Take every line that has the string "minimum" and copy it out.

::::::::

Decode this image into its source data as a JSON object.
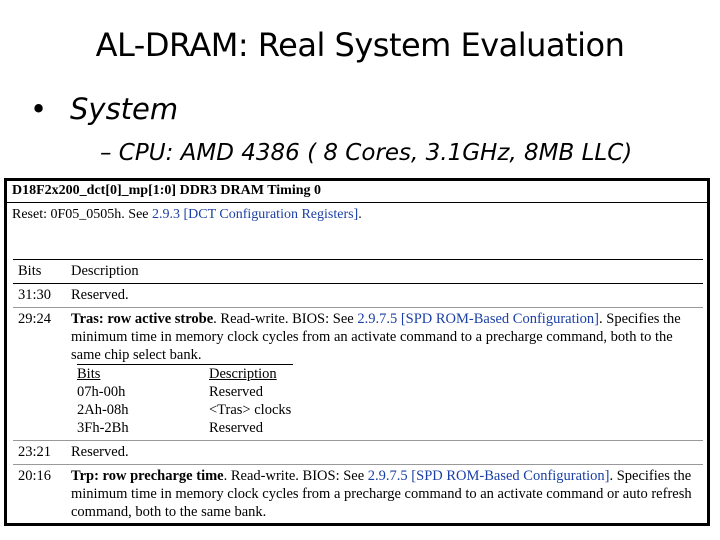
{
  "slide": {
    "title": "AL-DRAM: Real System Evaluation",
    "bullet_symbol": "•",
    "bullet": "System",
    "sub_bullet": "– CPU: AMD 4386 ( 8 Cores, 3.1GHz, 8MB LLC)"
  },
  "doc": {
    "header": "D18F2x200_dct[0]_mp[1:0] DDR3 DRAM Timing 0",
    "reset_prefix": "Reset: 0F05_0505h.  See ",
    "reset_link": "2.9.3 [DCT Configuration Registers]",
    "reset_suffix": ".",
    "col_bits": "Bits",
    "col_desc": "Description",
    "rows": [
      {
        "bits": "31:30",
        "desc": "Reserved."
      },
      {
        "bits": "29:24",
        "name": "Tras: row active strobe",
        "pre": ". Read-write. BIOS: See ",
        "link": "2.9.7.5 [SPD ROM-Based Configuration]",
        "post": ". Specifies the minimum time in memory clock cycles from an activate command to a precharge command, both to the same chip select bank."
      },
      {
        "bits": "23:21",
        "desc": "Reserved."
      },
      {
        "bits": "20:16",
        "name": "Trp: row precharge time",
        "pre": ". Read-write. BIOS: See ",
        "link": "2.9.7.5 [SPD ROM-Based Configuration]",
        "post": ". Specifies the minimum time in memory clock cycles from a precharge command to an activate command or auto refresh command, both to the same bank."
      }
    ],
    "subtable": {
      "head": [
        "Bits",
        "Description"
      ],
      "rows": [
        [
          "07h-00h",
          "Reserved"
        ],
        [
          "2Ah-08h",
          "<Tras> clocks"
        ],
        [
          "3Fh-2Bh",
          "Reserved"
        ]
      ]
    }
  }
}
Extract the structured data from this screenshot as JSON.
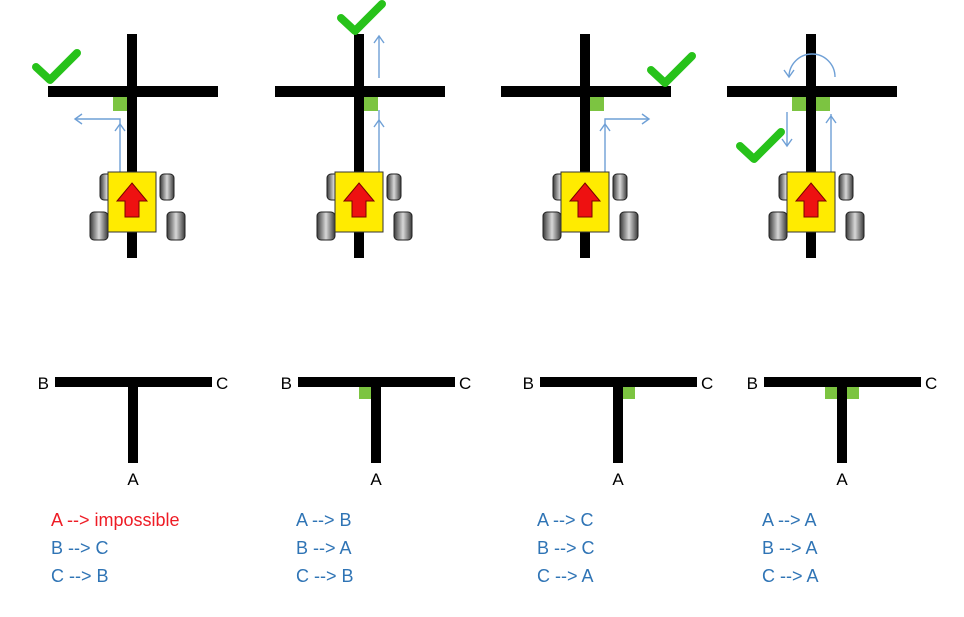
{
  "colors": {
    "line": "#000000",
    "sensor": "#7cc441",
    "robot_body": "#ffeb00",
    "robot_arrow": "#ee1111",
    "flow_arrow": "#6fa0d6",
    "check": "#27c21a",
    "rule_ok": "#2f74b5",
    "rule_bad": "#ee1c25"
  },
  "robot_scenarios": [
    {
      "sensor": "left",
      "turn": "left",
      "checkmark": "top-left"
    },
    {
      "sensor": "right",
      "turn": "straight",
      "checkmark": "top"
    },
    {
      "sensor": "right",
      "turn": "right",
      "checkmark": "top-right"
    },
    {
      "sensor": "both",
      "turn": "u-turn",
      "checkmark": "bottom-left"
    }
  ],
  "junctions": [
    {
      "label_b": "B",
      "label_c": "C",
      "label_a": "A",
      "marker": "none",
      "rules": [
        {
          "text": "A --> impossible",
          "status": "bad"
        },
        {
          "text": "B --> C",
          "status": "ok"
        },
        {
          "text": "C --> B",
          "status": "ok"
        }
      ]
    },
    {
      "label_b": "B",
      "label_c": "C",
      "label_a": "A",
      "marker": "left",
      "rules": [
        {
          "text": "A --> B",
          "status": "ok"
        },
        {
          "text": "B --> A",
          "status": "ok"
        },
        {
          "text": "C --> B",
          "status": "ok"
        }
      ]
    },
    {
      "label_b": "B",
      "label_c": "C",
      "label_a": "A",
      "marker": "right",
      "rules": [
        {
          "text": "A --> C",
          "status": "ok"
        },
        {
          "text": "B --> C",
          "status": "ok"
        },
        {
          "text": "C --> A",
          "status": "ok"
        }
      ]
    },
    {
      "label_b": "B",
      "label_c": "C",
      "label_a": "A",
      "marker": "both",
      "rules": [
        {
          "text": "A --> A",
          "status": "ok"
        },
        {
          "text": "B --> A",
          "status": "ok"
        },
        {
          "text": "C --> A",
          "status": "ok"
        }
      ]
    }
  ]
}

::::::::

**OUTPUT OF THE EXERCISE**
        "post": ". Specifies the minimum time in memory clock cycles from an activate command to a precharge command, both to the same chip select bank."
        "post": ". Specifies the minimum time in memory clock cycles from a precharge command to an activate command or auto refresh command, both to the same bank."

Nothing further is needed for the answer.